LISTING:
══════
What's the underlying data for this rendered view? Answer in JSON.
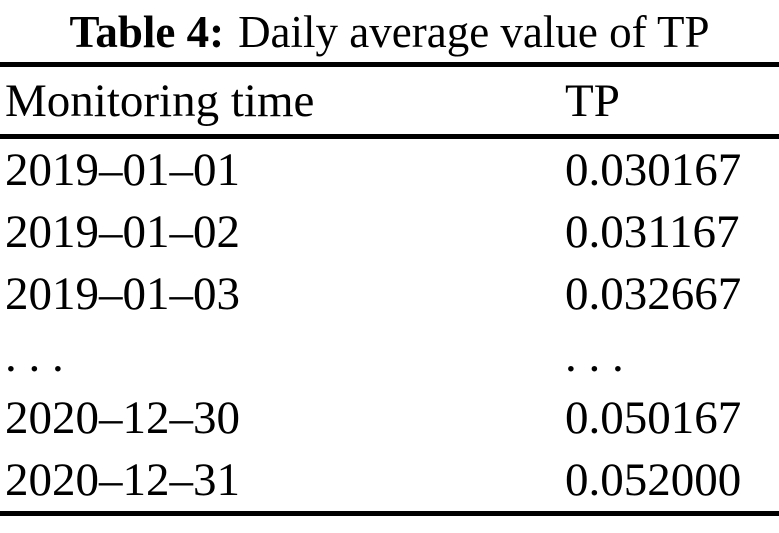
{
  "caption": {
    "label": "Table 4:",
    "text": "Daily average value of TP"
  },
  "table": {
    "columns": [
      "Monitoring time",
      "TP"
    ],
    "rows": [
      {
        "time": "2019–01–01",
        "tp": "0.030167"
      },
      {
        "time": "2019–01–02",
        "tp": "0.031167"
      },
      {
        "time": "2019–01–03",
        "tp": "0.032667"
      },
      {
        "time": ". . .",
        "tp": ". . ."
      },
      {
        "time": "2020–12–30",
        "tp": "0.050167"
      },
      {
        "time": "2020–12–31",
        "tp": "0.052000"
      }
    ]
  },
  "colors": {
    "text": "#000000",
    "background": "#ffffff",
    "rule": "#000000"
  }
}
══════
TASK OBJECTIVE:
Identify every line above that includes the word "time", and show those lines.

REPLY TO THE TASK:
      "Monitoring time",
        "time": "2019–01–01",
        "time": "2019–01–02",
        "time": "2019–01–03",
        "time": ". . .",
        "time": "2020–12–30",
        "time": "2020–12–31",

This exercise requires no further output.